begin RECORDED DATA

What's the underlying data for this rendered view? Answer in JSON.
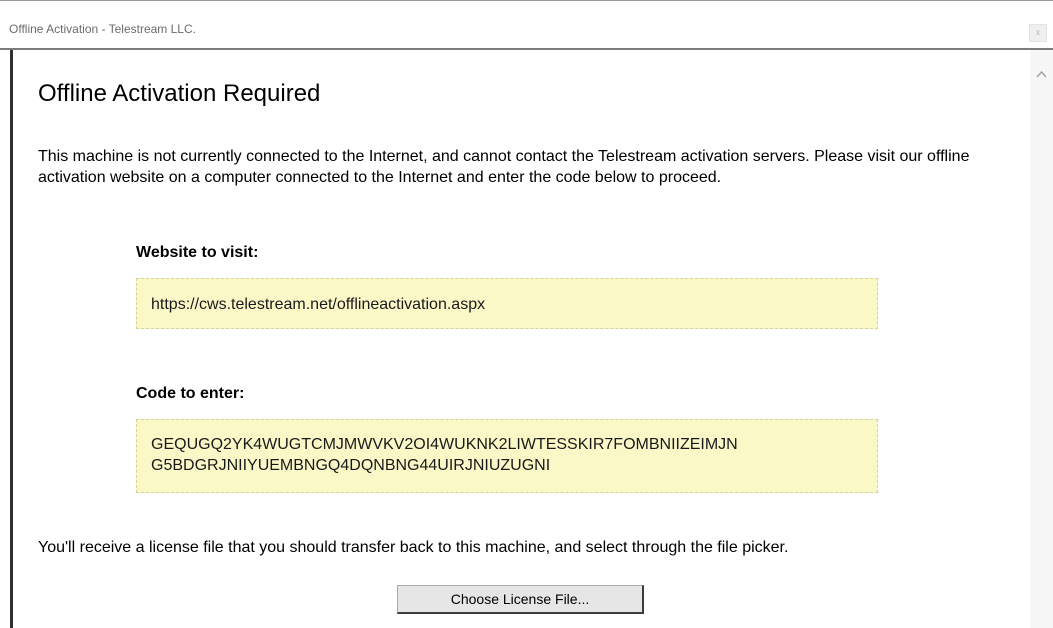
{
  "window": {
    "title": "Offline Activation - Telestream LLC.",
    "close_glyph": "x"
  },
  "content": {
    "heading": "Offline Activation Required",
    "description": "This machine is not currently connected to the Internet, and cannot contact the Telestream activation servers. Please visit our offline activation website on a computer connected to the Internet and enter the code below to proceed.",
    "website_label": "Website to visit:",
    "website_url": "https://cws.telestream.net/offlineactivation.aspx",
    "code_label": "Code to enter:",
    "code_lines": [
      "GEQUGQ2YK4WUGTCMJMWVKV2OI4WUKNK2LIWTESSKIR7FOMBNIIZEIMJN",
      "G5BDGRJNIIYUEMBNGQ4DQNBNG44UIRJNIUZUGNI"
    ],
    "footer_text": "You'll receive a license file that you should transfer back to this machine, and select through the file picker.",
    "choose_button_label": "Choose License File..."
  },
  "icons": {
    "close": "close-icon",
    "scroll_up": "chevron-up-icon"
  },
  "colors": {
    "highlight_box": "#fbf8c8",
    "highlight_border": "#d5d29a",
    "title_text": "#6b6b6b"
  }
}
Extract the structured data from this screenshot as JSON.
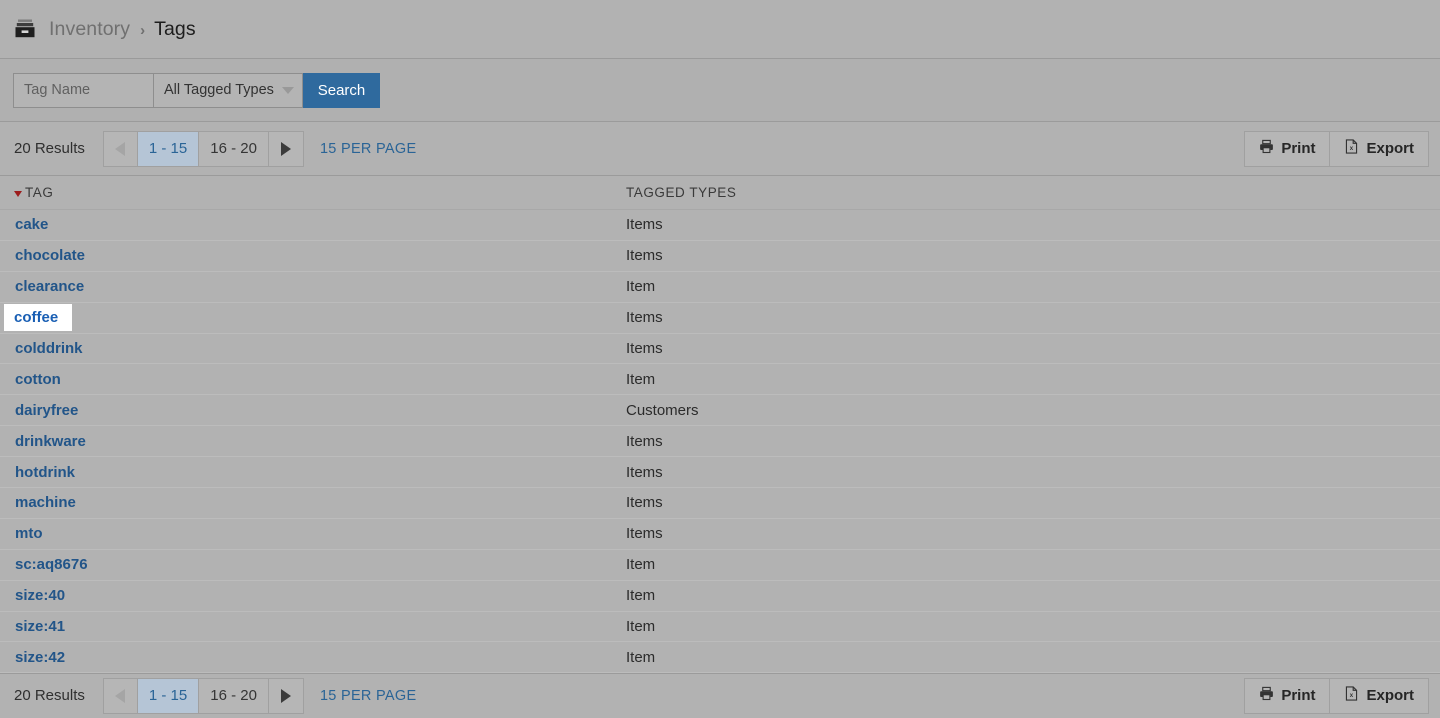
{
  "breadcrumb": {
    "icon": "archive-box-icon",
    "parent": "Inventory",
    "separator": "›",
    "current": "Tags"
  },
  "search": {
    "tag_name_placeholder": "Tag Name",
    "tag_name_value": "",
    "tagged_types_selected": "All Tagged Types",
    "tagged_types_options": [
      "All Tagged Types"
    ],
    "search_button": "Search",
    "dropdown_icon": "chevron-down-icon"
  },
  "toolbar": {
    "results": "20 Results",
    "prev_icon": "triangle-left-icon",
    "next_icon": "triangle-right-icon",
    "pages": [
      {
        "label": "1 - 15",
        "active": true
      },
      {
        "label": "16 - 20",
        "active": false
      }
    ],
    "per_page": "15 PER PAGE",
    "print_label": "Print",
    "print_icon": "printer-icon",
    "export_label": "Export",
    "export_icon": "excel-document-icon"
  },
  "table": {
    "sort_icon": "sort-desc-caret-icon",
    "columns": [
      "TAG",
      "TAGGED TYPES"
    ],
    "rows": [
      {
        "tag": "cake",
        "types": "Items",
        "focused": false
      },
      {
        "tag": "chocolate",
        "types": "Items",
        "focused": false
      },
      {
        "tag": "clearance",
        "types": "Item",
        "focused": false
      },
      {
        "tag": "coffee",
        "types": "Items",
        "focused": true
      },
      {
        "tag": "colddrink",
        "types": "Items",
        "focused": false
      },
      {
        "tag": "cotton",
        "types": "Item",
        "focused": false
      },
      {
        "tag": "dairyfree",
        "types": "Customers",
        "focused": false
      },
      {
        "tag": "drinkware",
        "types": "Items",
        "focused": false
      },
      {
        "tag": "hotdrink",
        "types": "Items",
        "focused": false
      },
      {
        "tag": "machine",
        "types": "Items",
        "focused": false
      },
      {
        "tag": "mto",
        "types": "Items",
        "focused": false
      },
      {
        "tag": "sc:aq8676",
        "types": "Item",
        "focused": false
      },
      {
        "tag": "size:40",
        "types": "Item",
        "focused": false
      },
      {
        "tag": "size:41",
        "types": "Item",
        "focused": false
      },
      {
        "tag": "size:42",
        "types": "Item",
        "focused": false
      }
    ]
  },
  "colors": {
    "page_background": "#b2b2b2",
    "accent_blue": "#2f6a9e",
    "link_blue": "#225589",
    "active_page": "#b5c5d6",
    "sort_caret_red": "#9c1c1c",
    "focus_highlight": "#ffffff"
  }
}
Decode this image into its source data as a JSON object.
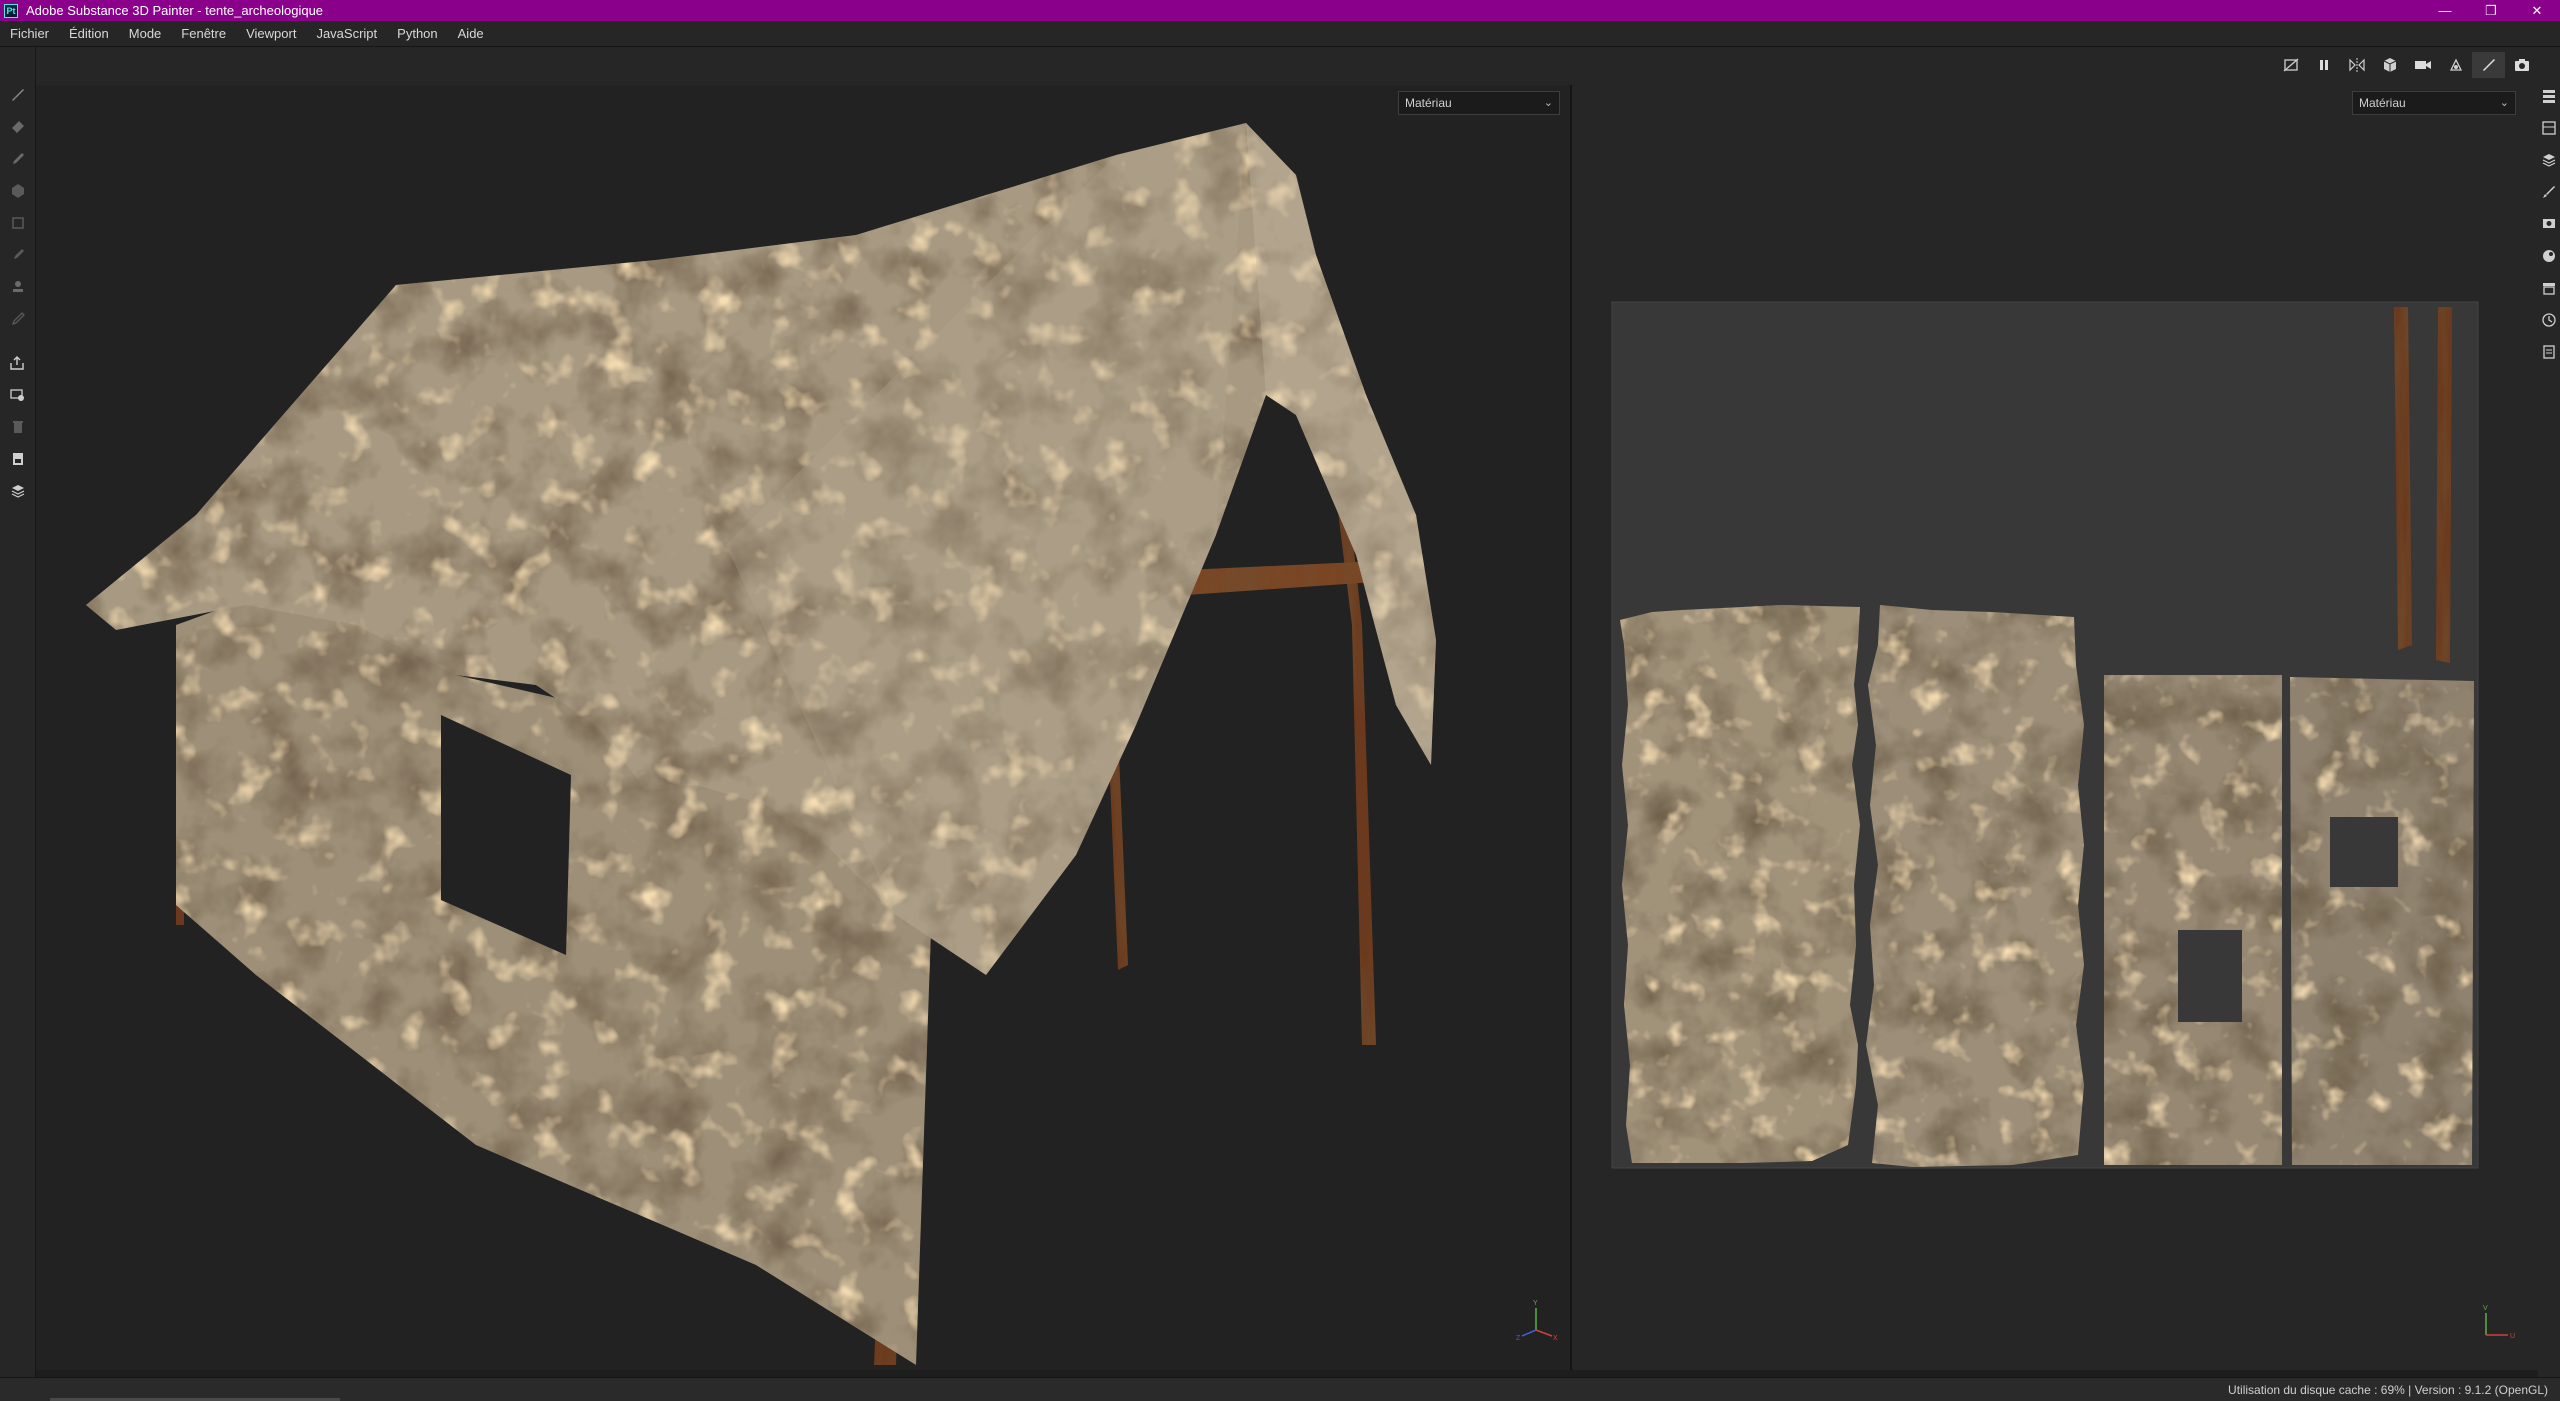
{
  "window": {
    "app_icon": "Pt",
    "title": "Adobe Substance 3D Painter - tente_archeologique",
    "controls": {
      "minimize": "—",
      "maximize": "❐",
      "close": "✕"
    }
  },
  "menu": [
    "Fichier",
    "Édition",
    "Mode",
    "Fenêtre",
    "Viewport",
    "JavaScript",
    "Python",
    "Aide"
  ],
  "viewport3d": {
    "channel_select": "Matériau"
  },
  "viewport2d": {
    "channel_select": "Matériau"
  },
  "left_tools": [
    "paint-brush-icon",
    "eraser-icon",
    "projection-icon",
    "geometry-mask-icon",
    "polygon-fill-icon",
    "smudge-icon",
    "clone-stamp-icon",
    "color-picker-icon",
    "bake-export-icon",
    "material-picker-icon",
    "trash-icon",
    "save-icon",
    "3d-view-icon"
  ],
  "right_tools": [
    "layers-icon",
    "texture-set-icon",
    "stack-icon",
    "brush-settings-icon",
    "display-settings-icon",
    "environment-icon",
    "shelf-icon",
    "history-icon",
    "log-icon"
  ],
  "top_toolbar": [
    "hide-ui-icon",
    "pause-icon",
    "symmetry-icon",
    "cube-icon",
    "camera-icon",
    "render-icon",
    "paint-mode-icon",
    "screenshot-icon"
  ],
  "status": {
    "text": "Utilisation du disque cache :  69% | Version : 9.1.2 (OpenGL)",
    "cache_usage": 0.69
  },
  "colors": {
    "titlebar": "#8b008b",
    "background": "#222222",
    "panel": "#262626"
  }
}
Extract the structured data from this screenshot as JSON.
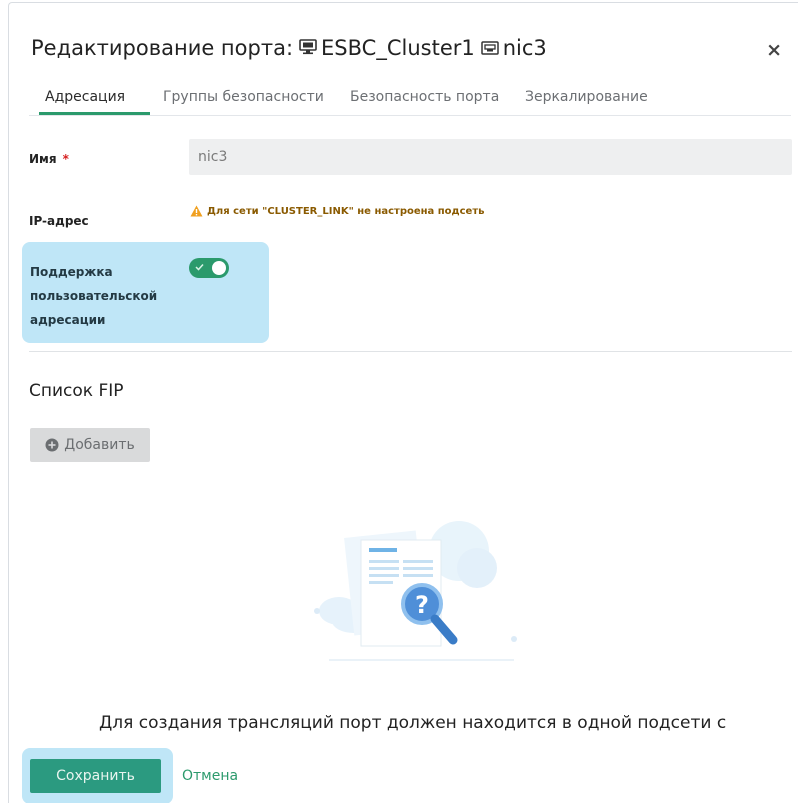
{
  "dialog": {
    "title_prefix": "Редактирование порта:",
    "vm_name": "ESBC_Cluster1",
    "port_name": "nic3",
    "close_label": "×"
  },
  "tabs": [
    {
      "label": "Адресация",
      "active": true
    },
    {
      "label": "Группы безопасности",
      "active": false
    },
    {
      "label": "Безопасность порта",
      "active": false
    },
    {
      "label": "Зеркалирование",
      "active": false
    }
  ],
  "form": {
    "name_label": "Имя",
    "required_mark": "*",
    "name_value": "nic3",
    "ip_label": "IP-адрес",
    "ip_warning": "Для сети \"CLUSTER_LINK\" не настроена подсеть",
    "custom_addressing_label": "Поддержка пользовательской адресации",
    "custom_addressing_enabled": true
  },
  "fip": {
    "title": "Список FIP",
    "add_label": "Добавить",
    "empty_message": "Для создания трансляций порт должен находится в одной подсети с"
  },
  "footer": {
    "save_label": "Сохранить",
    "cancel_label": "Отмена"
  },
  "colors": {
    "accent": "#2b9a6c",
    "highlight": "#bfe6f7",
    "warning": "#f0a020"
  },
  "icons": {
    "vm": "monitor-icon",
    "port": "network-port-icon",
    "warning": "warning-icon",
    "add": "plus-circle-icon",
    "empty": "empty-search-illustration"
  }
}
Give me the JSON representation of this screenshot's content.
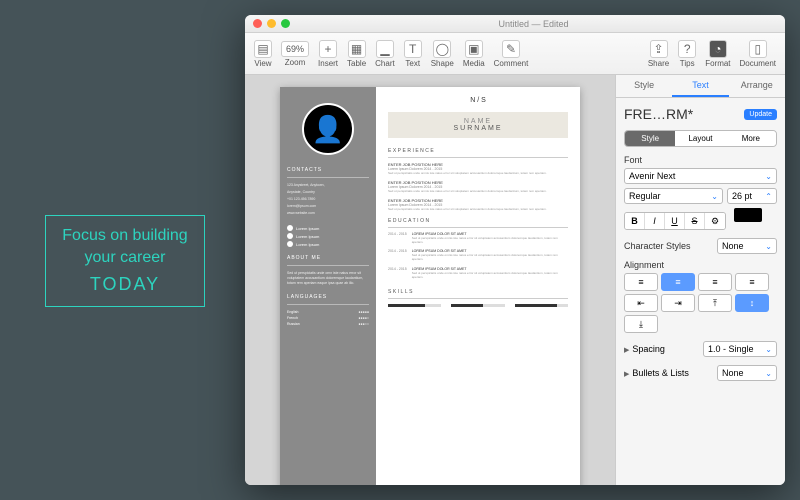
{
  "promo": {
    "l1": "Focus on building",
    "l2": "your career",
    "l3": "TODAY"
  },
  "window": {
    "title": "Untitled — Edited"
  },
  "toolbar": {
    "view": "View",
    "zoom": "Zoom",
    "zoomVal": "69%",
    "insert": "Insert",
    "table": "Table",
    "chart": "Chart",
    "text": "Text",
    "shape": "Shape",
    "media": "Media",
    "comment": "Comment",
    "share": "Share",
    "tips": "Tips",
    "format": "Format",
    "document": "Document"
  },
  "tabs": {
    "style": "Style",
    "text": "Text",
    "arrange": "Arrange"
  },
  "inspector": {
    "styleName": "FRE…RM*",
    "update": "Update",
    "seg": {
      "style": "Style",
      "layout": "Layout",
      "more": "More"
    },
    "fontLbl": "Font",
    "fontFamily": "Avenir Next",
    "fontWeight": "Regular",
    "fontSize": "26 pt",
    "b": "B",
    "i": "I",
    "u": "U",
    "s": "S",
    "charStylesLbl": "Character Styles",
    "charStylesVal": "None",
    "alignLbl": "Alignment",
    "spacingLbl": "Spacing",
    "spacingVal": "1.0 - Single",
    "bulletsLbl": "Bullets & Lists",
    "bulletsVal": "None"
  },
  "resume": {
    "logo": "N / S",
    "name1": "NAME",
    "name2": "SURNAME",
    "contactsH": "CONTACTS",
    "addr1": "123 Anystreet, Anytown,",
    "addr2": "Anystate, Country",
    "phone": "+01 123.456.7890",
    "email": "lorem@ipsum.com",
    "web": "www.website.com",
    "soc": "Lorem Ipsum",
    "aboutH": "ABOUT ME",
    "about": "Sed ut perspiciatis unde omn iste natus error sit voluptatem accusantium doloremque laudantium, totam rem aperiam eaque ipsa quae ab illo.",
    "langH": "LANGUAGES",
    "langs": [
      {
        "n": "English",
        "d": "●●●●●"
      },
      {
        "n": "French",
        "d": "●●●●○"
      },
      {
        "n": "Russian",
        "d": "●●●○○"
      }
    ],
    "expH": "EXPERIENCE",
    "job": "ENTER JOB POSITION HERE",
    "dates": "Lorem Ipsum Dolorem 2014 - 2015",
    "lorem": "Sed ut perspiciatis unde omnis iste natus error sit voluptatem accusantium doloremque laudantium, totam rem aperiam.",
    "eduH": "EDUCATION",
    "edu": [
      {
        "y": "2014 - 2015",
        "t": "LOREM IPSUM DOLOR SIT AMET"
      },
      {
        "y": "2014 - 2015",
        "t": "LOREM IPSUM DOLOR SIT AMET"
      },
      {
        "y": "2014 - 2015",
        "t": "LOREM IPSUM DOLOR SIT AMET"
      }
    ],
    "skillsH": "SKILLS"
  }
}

end RECORDED DATA

EXERCISE TASK |
Lines containing the string "picker" are to be selected and copied.

RESULT |
    "footer_text": "You'll receive a license file that you should transfer back to this machine, and select through the file picker.",
    "color-picker-icon",
    "material-picker-icon",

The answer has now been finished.